Problem:
Return all of the data exactly as given.

Records to process:
┏━━
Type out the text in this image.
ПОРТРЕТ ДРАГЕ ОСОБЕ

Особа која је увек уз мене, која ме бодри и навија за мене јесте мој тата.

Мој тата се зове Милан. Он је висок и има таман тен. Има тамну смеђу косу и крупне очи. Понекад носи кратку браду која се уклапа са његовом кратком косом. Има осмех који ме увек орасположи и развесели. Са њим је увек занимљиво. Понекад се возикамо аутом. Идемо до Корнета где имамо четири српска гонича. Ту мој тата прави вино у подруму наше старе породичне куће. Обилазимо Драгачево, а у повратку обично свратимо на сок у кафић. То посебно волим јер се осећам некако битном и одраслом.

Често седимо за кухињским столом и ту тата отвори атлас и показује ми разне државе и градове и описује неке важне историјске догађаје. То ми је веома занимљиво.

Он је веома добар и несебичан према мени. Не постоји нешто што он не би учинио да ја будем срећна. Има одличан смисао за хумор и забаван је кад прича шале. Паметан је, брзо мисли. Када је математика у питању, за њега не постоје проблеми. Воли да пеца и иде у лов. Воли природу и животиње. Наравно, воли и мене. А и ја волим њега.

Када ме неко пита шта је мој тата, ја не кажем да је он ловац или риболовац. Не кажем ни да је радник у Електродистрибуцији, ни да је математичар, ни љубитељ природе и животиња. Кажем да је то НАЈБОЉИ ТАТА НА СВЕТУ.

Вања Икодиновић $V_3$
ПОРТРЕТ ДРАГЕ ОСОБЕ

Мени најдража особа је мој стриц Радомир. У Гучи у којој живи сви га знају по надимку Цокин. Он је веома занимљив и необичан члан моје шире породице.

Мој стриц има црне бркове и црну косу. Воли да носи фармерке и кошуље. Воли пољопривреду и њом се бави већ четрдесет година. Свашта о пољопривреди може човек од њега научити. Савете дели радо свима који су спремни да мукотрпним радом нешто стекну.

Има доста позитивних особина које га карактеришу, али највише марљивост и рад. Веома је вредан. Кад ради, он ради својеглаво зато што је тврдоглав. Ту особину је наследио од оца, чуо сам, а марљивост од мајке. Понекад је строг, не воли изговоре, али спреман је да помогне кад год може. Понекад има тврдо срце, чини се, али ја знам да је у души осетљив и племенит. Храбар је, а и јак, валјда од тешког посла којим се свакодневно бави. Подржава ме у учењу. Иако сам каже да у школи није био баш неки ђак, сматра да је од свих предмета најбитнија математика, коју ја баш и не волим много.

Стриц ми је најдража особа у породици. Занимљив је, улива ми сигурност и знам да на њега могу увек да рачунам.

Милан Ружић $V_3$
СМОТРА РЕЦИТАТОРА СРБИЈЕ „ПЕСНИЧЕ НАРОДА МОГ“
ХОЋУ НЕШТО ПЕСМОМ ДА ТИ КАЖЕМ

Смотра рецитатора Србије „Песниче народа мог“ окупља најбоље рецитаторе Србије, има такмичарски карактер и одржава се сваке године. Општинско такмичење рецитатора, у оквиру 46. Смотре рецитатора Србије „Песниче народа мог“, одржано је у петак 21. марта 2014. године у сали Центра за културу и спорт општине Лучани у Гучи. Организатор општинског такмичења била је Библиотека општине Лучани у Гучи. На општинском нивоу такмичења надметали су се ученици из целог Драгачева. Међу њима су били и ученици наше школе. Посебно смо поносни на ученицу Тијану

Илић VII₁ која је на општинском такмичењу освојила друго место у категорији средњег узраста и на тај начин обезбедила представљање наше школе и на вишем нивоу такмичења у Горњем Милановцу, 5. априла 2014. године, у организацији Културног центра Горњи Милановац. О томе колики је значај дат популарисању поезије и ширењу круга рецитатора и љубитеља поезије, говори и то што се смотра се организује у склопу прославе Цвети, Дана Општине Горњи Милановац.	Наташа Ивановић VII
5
┗━━
Solution below:
Type out the text in this image.
ПОРТРЕТ ДРАГЕ ОСОБЕ

Особа која је увек уз мене, која ме бодри и навија за мене јесте мој тата.

Мој тата се зове Милан. Он је висок и има таман тен. Има тамну смеђу косу и крупне очи. Понекад носи кратку браду која се уклапа са његовом кратком косом. Има осмех који ме увек орасположи и развесели. Са њим је увек занимљиво. Понекад се возикамо аутом. Идемо до Корнета где имамо четири српска гонича. Ту мој тата прави вино у подруму наше старе породичне куће. Обилазимо Драгачево, а у повратку обично свратимо на сок у кафић. То посебно волим јер се осећам некако битном и одраслом.

Често седимо за кухињским столом и ту тата отвори атлас и показује ми разне државе и градове и описује неке важне историјске догађаје. То ми је веома занимљиво.

Он је веома добар и несебичан према мени. Не постоји нешто што он не би учинио да ја будем срећна. Има одличан смисао за хумор и забаван је кад прича шале. Паметан је, брзо мисли. Када је математика у питању, за њега не постоје проблеми. Воли да пеца и иде у лов. Воли природу и животиње. Наравно, воли и мене. А и ја волим њега.

Када ме неко пита шта је мој тата, ја не кажем да је он ловац или риболовац. Не кажем ни да је радник у Електродистрибуцији, ни да је математичар, ни љубитељ природе и животиња. Кажем да је то НАЈБОЉИ ТАТА НА СВЕТУ.

Вања Икодиновић $V_3$
ПОРТРЕТ ДРАГЕ ОСОБЕ

Мени најдража особа је мој стриц Радомир. У Гучи у којој живи сви га знају по надимку Цокин. Он је веома занимљив и необичан члан моје шире породице.

Мој стриц има црне бркове и црну косу. Воли да носи фармерке и кошуље. Воли пољопривреду и њом се бави већ четрдесет година. Свашта о пољопривреди може човек од њега научити. Савете дели радо свима који су спремни да мукотрпним радом нешто стекну.

Има доста позитивних особина које га карактеришу, али највише марљивост и рад. Веома је вредан. Кад ради, он ради својеглаво зато што је тврдоглав. Ту особину је наследио од оца, чуо сам, а марљивост од мајке. Понекад је строг, не воли изговоре, али спреман је да помогне кад год може. Понекад има тврдо срце, чини се, али ја знам да је у души осетљив и племенит. Храбар је, а и јак, валјда од тешког посла којим се свакодневно бави. Подржава ме у учењу. Иако сам каже да у школи није био баш неки ђак, сматра да је од свих предмета најбитнија математика, коју ја баш и не волим много.

Стриц ми је најдража особа у породици. Занимљив је, улива ми сигурност и знам да на њега могу увек да рачунам.

Милан Ружић $V_3$
СМОТРА РЕЦИТАТОРА СРБИЈЕ „ПЕСНИЧЕ НАРОДА МОГ“
ХОЋУ НЕШТО ПЕСМОМ ДА ТИ КАЖЕМ

Смотра рецитатора Србије „Песниче народа мог“ окупља најбоље рецитаторе Србије, има такмичарски карактер и одржава се сваке године. Општинско такмичење рецитатора, у оквиру 46. Смотре рецитатора Србије „Песниче народа мог“, одржано је у петак 21. марта 2014. године у сали Центра за културу и спорт општине Лучани у Гучи. Организатор општинског такмичења била је Библиотека општине Лучани у Гучи. На општинском нивоу такмичења надметали су се ученици из целог Драгачева. Међу њима су били и ученици наше школе. Посебно смо поносни на ученицу Тијану

Илић VII₁ која је на општинском такмичењу освојила друго место у категорији средњег узраста и на тај начин обезбедила представљање наше школе и на вишем нивоу такмичења у Горњем Милановцу, 5. априла 2014. године, у организацији Културног центра Горњи Милановац. О томе колики је значај дат популарисању поезије и ширењу круга рецитатора и љубитеља поезије, говори и то што се смотра се организује у склопу прославе Цвети, Дана Општине Горњи Милановац.	Наташа Ивановић VII
5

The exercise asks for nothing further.